REQUEST:
Below are the records; copy each line in them that holds the word "this".
-------- GIVEN RECORDS --------
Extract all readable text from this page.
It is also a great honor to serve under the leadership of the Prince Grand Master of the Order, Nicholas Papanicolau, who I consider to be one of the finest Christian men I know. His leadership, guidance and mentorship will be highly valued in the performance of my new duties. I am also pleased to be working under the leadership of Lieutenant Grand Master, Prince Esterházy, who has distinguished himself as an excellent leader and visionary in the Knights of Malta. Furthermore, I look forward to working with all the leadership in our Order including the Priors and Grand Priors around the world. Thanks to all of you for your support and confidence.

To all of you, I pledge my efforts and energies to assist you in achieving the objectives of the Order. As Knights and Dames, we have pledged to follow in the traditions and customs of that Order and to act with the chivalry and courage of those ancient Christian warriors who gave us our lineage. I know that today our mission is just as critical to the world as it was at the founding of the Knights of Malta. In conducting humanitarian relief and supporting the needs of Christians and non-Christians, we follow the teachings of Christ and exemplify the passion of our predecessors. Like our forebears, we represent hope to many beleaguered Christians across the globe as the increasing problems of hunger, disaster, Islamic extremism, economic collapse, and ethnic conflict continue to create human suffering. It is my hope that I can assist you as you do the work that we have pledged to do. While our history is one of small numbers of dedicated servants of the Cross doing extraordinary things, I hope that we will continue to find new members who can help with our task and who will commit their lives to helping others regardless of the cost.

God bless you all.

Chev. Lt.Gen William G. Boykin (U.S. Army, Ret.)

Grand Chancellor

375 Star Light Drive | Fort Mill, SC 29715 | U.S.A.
--------
-------- GIVEN RECORDS --------
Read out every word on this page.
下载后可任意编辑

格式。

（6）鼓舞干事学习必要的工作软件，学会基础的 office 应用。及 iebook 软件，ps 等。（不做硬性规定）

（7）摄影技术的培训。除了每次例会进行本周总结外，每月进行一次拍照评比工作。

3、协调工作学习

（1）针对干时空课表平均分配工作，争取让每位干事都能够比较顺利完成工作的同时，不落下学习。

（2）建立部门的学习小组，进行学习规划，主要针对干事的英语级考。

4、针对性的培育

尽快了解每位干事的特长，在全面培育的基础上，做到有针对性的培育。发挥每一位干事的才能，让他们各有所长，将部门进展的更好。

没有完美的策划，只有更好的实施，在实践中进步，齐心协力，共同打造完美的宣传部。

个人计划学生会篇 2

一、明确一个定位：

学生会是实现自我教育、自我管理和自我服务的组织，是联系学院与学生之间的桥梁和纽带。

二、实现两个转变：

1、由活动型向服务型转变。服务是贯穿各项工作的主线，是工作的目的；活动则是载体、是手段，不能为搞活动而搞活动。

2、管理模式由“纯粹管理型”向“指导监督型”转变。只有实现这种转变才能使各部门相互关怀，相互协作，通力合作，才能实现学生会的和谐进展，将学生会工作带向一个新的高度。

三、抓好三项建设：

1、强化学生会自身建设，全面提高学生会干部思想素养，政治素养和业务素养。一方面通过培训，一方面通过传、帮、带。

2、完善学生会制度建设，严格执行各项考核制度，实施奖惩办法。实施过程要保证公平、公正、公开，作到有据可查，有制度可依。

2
--------
-------- GIVEN RECORDS --------
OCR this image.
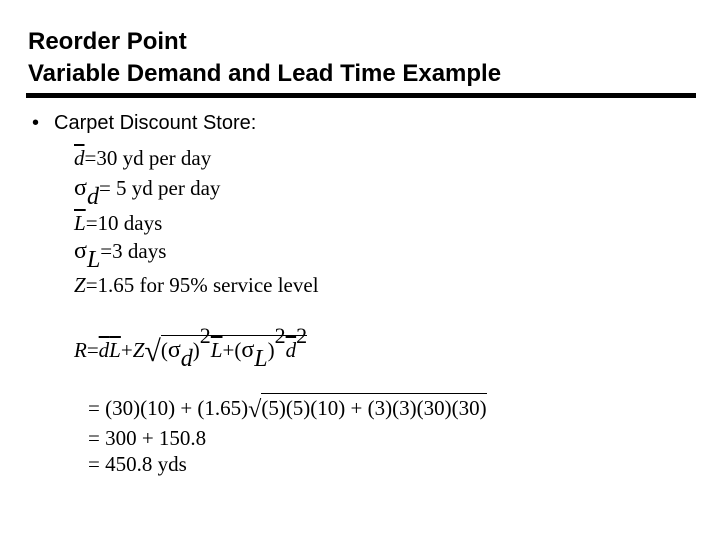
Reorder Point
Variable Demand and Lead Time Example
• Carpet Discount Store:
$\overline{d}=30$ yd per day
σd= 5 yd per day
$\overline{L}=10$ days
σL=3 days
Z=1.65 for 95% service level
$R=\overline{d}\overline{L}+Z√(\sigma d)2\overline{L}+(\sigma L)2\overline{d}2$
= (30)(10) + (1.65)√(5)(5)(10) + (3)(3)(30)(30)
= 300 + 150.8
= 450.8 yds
--------
WRITTEN ANSWER:
Extract all readable text from this page.
Read out every word on this page.
OCR this image.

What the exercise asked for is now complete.